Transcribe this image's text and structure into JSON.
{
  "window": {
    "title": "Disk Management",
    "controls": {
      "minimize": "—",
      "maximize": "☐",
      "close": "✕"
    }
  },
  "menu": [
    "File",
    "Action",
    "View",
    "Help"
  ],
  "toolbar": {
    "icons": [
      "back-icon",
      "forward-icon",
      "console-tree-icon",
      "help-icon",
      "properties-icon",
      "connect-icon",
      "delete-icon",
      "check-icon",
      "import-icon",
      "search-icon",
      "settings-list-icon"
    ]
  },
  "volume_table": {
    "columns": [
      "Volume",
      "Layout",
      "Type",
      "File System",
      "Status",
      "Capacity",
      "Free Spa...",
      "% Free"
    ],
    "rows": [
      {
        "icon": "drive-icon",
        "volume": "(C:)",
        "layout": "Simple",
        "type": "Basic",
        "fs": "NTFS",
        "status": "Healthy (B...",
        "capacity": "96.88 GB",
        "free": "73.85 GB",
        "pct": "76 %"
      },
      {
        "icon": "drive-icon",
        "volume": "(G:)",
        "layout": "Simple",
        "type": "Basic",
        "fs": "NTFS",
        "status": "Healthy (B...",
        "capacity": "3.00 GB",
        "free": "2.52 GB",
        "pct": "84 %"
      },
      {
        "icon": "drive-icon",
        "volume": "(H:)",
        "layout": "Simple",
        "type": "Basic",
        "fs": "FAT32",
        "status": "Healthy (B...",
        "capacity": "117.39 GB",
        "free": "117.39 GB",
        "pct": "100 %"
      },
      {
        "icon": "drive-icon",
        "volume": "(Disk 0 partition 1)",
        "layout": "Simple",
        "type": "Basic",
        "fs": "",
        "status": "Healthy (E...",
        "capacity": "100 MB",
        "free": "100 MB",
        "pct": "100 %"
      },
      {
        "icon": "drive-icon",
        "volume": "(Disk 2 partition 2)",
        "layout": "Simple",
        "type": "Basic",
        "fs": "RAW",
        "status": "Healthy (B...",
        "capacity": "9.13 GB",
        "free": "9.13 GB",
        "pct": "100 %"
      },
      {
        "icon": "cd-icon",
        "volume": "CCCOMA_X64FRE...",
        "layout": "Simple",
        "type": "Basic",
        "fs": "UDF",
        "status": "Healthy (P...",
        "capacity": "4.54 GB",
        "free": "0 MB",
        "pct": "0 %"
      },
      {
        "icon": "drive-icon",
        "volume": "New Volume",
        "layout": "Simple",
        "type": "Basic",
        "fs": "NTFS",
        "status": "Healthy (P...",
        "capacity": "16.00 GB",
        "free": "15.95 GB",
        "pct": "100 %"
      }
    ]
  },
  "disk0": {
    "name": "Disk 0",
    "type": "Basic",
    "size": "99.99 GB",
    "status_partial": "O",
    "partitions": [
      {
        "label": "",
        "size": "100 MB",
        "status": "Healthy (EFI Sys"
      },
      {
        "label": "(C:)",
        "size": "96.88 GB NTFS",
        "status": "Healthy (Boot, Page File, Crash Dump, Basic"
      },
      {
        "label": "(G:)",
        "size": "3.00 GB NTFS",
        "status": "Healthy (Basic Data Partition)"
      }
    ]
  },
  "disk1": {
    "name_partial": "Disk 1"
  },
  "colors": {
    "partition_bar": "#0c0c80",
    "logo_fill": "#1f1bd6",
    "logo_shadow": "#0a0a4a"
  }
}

= = =

* What is being asked
Write the data out again in full and exactly.

* Task output
Transcribe this image's text and structure into JSON.
{
  "window": {
    "title": "Disk Management",
    "controls": {
      "minimize": "—",
      "maximize": "☐",
      "close": "✕"
    }
  },
  "menu": [
    "File",
    "Action",
    "View",
    "Help"
  ],
  "toolbar": {
    "icons": [
      "back-icon",
      "forward-icon",
      "console-tree-icon",
      "help-icon",
      "properties-icon",
      "connect-icon",
      "delete-icon",
      "check-icon",
      "import-icon",
      "search-icon",
      "settings-list-icon"
    ]
  },
  "volume_table": {
    "columns": [
      "Volume",
      "Layout",
      "Type",
      "File System",
      "Status",
      "Capacity",
      "Free Spa...",
      "% Free"
    ],
    "rows": [
      {
        "icon": "drive-icon",
        "volume": "(C:)",
        "layout": "Simple",
        "type": "Basic",
        "fs": "NTFS",
        "status": "Healthy (B...",
        "capacity": "96.88 GB",
        "free": "73.85 GB",
        "pct": "76 %"
      },
      {
        "icon": "drive-icon",
        "volume": "(G:)",
        "layout": "Simple",
        "type": "Basic",
        "fs": "NTFS",
        "status": "Healthy (B...",
        "capacity": "3.00 GB",
        "free": "2.52 GB",
        "pct": "84 %"
      },
      {
        "icon": "drive-icon",
        "volume": "(H:)",
        "layout": "Simple",
        "type": "Basic",
        "fs": "FAT32",
        "status": "Healthy (B...",
        "capacity": "117.39 GB",
        "free": "117.39 GB",
        "pct": "100 %"
      },
      {
        "icon": "drive-icon",
        "volume": "(Disk 0 partition 1)",
        "layout": "Simple",
        "type": "Basic",
        "fs": "",
        "status": "Healthy (E...",
        "capacity": "100 MB",
        "free": "100 MB",
        "pct": "100 %"
      },
      {
        "icon": "drive-icon",
        "volume": "(Disk 2 partition 2)",
        "layout": "Simple",
        "type": "Basic",
        "fs": "RAW",
        "status": "Healthy (B...",
        "capacity": "9.13 GB",
        "free": "9.13 GB",
        "pct": "100 %"
      },
      {
        "icon": "cd-icon",
        "volume": "CCCOMA_X64FRE...",
        "layout": "Simple",
        "type": "Basic",
        "fs": "UDF",
        "status": "Healthy (P...",
        "capacity": "4.54 GB",
        "free": "0 MB",
        "pct": "0 %"
      },
      {
        "icon": "drive-icon",
        "volume": "New Volume",
        "layout": "Simple",
        "type": "Basic",
        "fs": "NTFS",
        "status": "Healthy (P...",
        "capacity": "16.00 GB",
        "free": "15.95 GB",
        "pct": "100 %"
      }
    ]
  },
  "disk0": {
    "name": "Disk 0",
    "type": "Basic",
    "size": "99.99 GB",
    "status_partial": "O",
    "partitions": [
      {
        "label": "",
        "size": "100 MB",
        "status": "Healthy (EFI Sys"
      },
      {
        "label": "(C:)",
        "size": "96.88 GB NTFS",
        "status": "Healthy (Boot, Page File, Crash Dump, Basic"
      },
      {
        "label": "(G:)",
        "size": "3.00 GB NTFS",
        "status": "Healthy (Basic Data Partition)"
      }
    ]
  },
  "disk1": {
    "name_partial": "Disk 1"
  },
  "colors": {
    "partition_bar": "#0c0c80",
    "logo_fill": "#1f1bd6",
    "logo_shadow": "#0a0a4a"
  }
}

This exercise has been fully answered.